Task brief - Each entry below should be echoed exactly, with pictures omitted.

⁂

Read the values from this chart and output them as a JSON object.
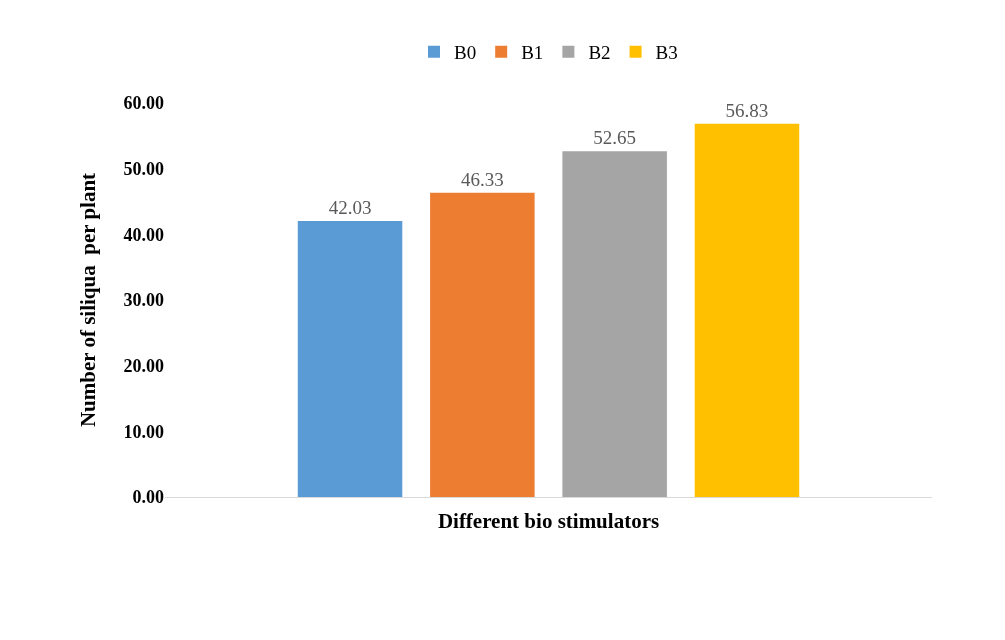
{
  "chart_data": {
    "type": "bar",
    "xlabel": "Different bio stimulators",
    "ylabel": "Number of siliqua  per plant",
    "categories": [
      null
    ],
    "series": [
      {
        "name": "B0",
        "color": "#5b9bd5",
        "values": [
          42.03
        ]
      },
      {
        "name": "B1",
        "color": "#ed7d31",
        "values": [
          46.33
        ]
      },
      {
        "name": "B2",
        "color": "#a5a5a5",
        "values": [
          52.65
        ]
      },
      {
        "name": "B3",
        "color": "#ffc000",
        "values": [
          56.83
        ]
      }
    ],
    "ylim": [
      0,
      60
    ],
    "yticks": [
      {
        "value": 0,
        "label": "0.00"
      },
      {
        "value": 10,
        "label": "10.00"
      },
      {
        "value": 20,
        "label": "20.00"
      },
      {
        "value": 30,
        "label": "30.00"
      },
      {
        "value": 40,
        "label": "40.00"
      },
      {
        "value": 50,
        "label": "50.00"
      },
      {
        "value": 60,
        "label": "60.00"
      }
    ],
    "data_labels": true,
    "legend": "top",
    "grid": false
  }
}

⁂

Reply -
Read the values from this chart and output them as a JSON object.
{
  "chart_data": {
    "type": "bar",
    "xlabel": "Different bio stimulators",
    "ylabel": "Number of siliqua  per plant",
    "categories": [
      null
    ],
    "series": [
      {
        "name": "B0",
        "color": "#5b9bd5",
        "values": [
          42.03
        ]
      },
      {
        "name": "B1",
        "color": "#ed7d31",
        "values": [
          46.33
        ]
      },
      {
        "name": "B2",
        "color": "#a5a5a5",
        "values": [
          52.65
        ]
      },
      {
        "name": "B3",
        "color": "#ffc000",
        "values": [
          56.83
        ]
      }
    ],
    "ylim": [
      0,
      60
    ],
    "yticks": [
      {
        "value": 0,
        "label": "0.00"
      },
      {
        "value": 10,
        "label": "10.00"
      },
      {
        "value": 20,
        "label": "20.00"
      },
      {
        "value": 30,
        "label": "30.00"
      },
      {
        "value": 40,
        "label": "40.00"
      },
      {
        "value": 50,
        "label": "50.00"
      },
      {
        "value": 60,
        "label": "60.00"
      }
    ],
    "data_labels": true,
    "legend": "top",
    "grid": false
  }
}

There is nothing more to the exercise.